◆ TASK OBJECTIVE: Here are some entries; quote each one exactly.

BEGIN TASK INPUT

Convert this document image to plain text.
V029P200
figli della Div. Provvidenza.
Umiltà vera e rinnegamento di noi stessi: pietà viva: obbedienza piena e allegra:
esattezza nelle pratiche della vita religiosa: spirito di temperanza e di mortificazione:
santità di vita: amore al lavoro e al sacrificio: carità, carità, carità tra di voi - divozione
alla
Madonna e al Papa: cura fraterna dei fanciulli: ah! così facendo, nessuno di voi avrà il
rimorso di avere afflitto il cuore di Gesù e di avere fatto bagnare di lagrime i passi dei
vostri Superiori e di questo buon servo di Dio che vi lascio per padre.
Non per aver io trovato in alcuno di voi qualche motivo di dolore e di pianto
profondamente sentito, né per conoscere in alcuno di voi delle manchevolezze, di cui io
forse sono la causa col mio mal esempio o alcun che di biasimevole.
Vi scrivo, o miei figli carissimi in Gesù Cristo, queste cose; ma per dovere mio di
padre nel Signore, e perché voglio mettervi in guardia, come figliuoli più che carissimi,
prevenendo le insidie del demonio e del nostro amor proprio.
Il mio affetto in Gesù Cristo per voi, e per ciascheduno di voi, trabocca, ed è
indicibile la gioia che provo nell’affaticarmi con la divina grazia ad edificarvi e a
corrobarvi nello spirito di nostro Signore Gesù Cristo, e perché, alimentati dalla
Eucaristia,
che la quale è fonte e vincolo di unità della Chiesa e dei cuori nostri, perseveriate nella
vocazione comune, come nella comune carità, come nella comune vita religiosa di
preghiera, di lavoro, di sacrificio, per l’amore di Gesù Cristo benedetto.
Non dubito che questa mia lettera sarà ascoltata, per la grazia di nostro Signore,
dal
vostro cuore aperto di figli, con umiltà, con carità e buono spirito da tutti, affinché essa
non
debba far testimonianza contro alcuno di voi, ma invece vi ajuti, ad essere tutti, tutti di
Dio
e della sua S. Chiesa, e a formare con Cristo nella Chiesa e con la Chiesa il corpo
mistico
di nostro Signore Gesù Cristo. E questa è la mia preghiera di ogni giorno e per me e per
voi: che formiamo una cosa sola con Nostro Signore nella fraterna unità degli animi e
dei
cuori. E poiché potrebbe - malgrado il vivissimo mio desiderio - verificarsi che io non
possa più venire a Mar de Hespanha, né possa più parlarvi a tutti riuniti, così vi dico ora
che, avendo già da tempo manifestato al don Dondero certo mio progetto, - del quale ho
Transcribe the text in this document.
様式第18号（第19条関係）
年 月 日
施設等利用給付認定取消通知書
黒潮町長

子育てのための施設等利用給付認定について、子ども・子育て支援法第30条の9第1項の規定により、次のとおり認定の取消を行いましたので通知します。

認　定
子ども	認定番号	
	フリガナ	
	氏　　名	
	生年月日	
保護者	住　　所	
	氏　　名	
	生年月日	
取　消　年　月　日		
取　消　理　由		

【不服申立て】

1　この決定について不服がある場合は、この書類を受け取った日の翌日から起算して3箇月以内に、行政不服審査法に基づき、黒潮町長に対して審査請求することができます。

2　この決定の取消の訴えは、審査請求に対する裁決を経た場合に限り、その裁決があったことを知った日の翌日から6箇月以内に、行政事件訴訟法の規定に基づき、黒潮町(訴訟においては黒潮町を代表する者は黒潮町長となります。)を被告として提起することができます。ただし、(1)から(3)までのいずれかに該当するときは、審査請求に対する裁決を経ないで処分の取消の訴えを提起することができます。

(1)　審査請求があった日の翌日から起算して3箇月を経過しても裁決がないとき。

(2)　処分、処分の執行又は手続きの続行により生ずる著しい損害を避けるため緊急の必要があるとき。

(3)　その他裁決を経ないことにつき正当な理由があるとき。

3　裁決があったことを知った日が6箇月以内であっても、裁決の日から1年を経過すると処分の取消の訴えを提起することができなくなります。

END TASK INPUT

◆ TASK SOLUTION:
Convert this document image to plain text.
V029P200
figli della Div. Provvidenza.
Umiltà vera e rinnegamento di noi stessi: pietà viva: obbedienza piena e allegra:
esattezza nelle pratiche della vita religiosa: spirito di temperanza e di mortificazione:
santità di vita: amore al lavoro e al sacrificio: carità, carità, carità tra di voi - divozione
alla
Madonna e al Papa: cura fraterna dei fanciulli: ah! così facendo, nessuno di voi avrà il
rimorso di avere afflitto il cuore di Gesù e di avere fatto bagnare di lagrime i passi dei
vostri Superiori e di questo buon servo di Dio che vi lascio per padre.
Non per aver io trovato in alcuno di voi qualche motivo di dolore e di pianto
profondamente sentito, né per conoscere in alcuno di voi delle manchevolezze, di cui io
forse sono la causa col mio mal esempio o alcun che di biasimevole.
Vi scrivo, o miei figli carissimi in Gesù Cristo, queste cose; ma per dovere mio di
padre nel Signore, e perché voglio mettervi in guardia, come figliuoli più che carissimi,
prevenendo le insidie del demonio e del nostro amor proprio.
Il mio affetto in Gesù Cristo per voi, e per ciascheduno di voi, trabocca, ed è
indicibile la gioia che provo nell’affaticarmi con la divina grazia ad edificarvi e a
corrobarvi nello spirito di nostro Signore Gesù Cristo, e perché, alimentati dalla
Eucaristia,
che la quale è fonte e vincolo di unità della Chiesa e dei cuori nostri, perseveriate nella
vocazione comune, come nella comune carità, come nella comune vita religiosa di
preghiera, di lavoro, di sacrificio, per l’amore di Gesù Cristo benedetto.
Non dubito che questa mia lettera sarà ascoltata, per la grazia di nostro Signore,
dal
vostro cuore aperto di figli, con umiltà, con carità e buono spirito da tutti, affinché essa
non
debba far testimonianza contro alcuno di voi, ma invece vi ajuti, ad essere tutti, tutti di
Dio
e della sua S. Chiesa, e a formare con Cristo nella Chiesa e con la Chiesa il corpo
mistico
di nostro Signore Gesù Cristo. E questa è la mia preghiera di ogni giorno e per me e per
voi: che formiamo una cosa sola con Nostro Signore nella fraterna unità degli animi e
dei
cuori. E poiché potrebbe - malgrado il vivissimo mio desiderio - verificarsi che io non
possa più venire a Mar de Hespanha, né possa più parlarvi a tutti riuniti, così vi dico ora
che, avendo già da tempo manifestato al don Dondero certo mio progetto, - del quale ho
Transcribe the text in this document.
様式第18号（第19条関係）
年 月 日
施設等利用給付認定取消通知書
黒潮町長

子育てのための施設等利用給付認定について、子ども・子育て支援法第30条の9第1項の規定により、次のとおり認定の取消を行いましたので通知します。

認　定
子ども	認定番号	
	フリガナ	
	氏　　名	
	生年月日	
保護者	住　　所	
	氏　　名	
	生年月日	
取　消　年　月　日		
取　消　理　由		

【不服申立て】

1　この決定について不服がある場合は、この書類を受け取った日の翌日から起算して3箇月以内に、行政不服審査法に基づき、黒潮町長に対して審査請求することができます。

2　この決定の取消の訴えは、審査請求に対する裁決を経た場合に限り、その裁決があったことを知った日の翌日から6箇月以内に、行政事件訴訟法の規定に基づき、黒潮町(訴訟においては黒潮町を代表する者は黒潮町長となります。)を被告として提起することができます。ただし、(1)から(3)までのいずれかに該当するときは、審査請求に対する裁決を経ないで処分の取消の訴えを提起することができます。

(1)　審査請求があった日の翌日から起算して3箇月を経過しても裁決がないとき。

(2)　処分、処分の執行又は手続きの続行により生ずる著しい損害を避けるため緊急の必要があるとき。

(3)　その他裁決を経ないことにつき正当な理由があるとき。

3　裁決があったことを知った日が6箇月以内であっても、裁決の日から1年を経過すると処分の取消の訴えを提起することができなくなります。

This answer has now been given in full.